Start Exercise materials

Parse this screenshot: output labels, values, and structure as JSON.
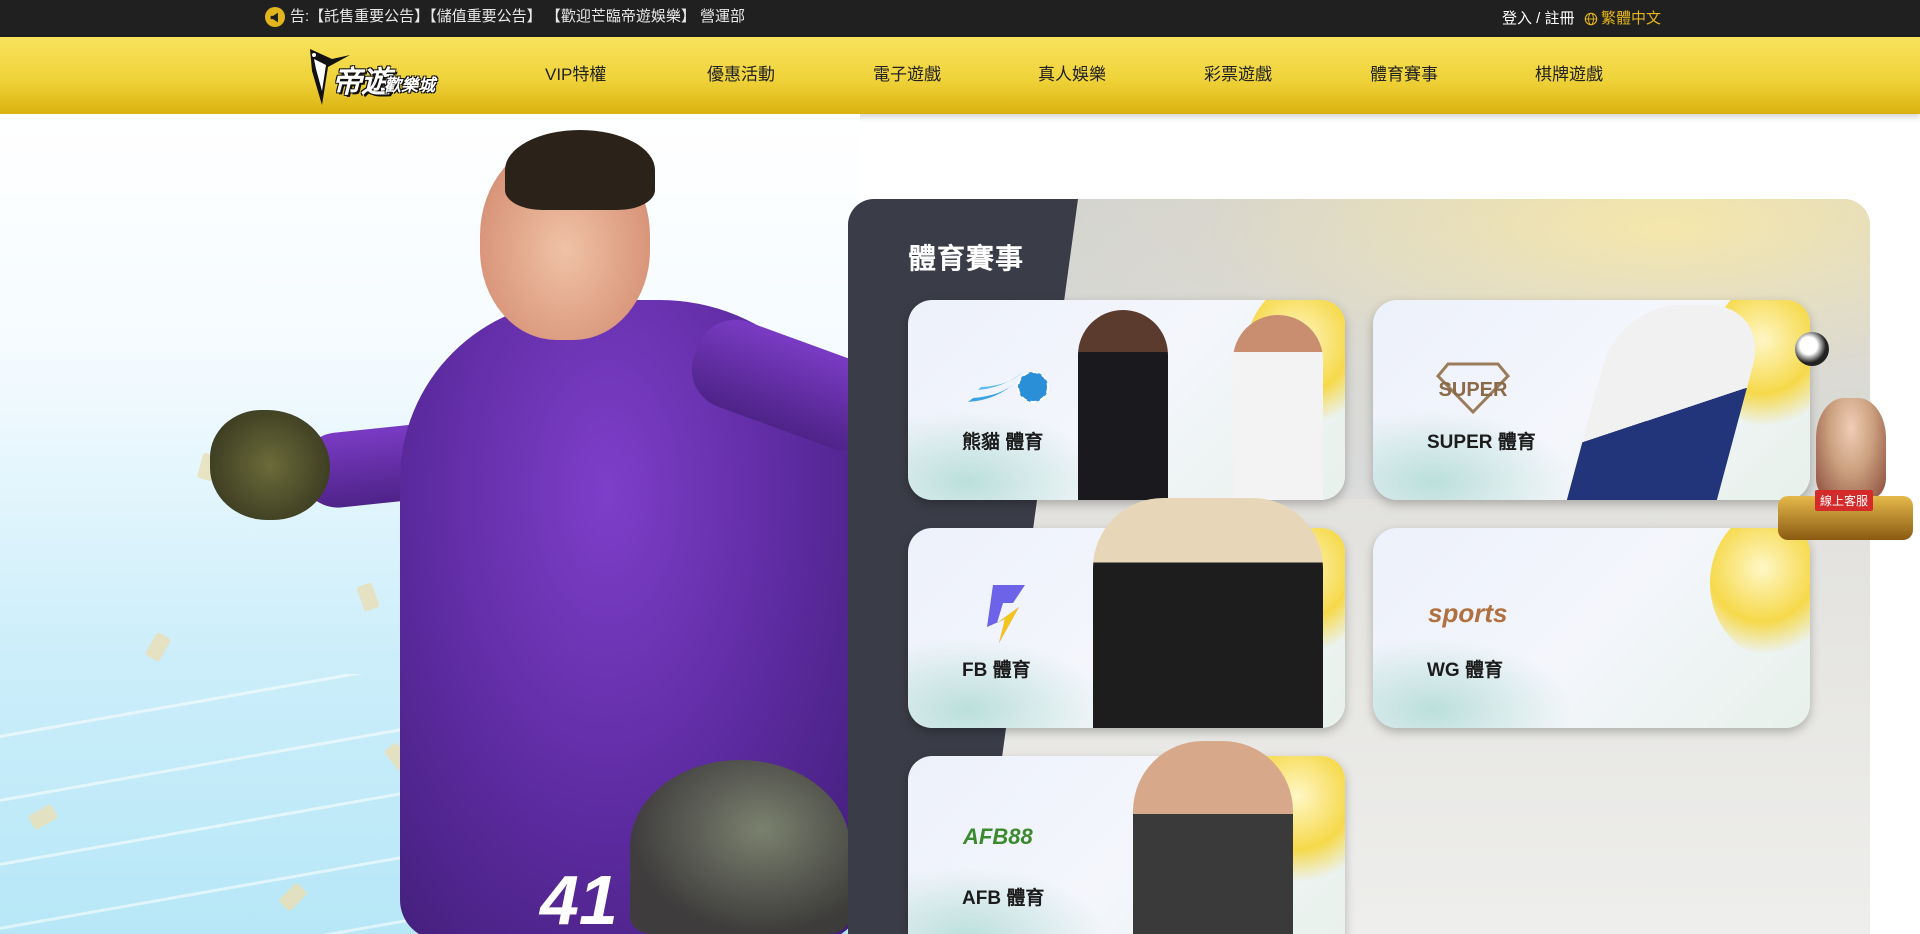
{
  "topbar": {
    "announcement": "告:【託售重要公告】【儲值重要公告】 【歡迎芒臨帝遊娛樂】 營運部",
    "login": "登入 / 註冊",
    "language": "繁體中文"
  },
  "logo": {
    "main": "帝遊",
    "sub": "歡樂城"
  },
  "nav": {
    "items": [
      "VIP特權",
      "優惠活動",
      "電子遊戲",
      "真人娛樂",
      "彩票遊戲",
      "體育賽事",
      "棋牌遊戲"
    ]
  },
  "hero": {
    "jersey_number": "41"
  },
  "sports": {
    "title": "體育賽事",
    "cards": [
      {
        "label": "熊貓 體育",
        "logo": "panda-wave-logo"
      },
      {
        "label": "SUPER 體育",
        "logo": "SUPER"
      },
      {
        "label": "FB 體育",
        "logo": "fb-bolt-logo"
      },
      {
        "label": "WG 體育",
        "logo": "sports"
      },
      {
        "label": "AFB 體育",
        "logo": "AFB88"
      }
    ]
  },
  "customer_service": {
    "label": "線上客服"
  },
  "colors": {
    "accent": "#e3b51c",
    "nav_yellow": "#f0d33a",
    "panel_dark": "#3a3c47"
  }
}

End Exercise materials

Task statement:
Copy the data character for character, but drop all pictures from the copy.

The response:
Parse this screenshot: output labels, values, and structure as JSON.
{
  "topbar": {
    "announcement": "告:【託售重要公告】【儲值重要公告】 【歡迎芒臨帝遊娛樂】 營運部",
    "login": "登入 / 註冊",
    "language": "繁體中文"
  },
  "logo": {
    "main": "帝遊",
    "sub": "歡樂城"
  },
  "nav": {
    "items": [
      "VIP特權",
      "優惠活動",
      "電子遊戲",
      "真人娛樂",
      "彩票遊戲",
      "體育賽事",
      "棋牌遊戲"
    ]
  },
  "hero": {
    "jersey_number": "41"
  },
  "sports": {
    "title": "體育賽事",
    "cards": [
      {
        "label": "熊貓 體育",
        "logo": "panda-wave-logo"
      },
      {
        "label": "SUPER 體育",
        "logo": "SUPER"
      },
      {
        "label": "FB 體育",
        "logo": "fb-bolt-logo"
      },
      {
        "label": "WG 體育",
        "logo": "sports"
      },
      {
        "label": "AFB 體育",
        "logo": "AFB88"
      }
    ]
  },
  "customer_service": {
    "label": "線上客服"
  },
  "colors": {
    "accent": "#e3b51c",
    "nav_yellow": "#f0d33a",
    "panel_dark": "#3a3c47"
  }
}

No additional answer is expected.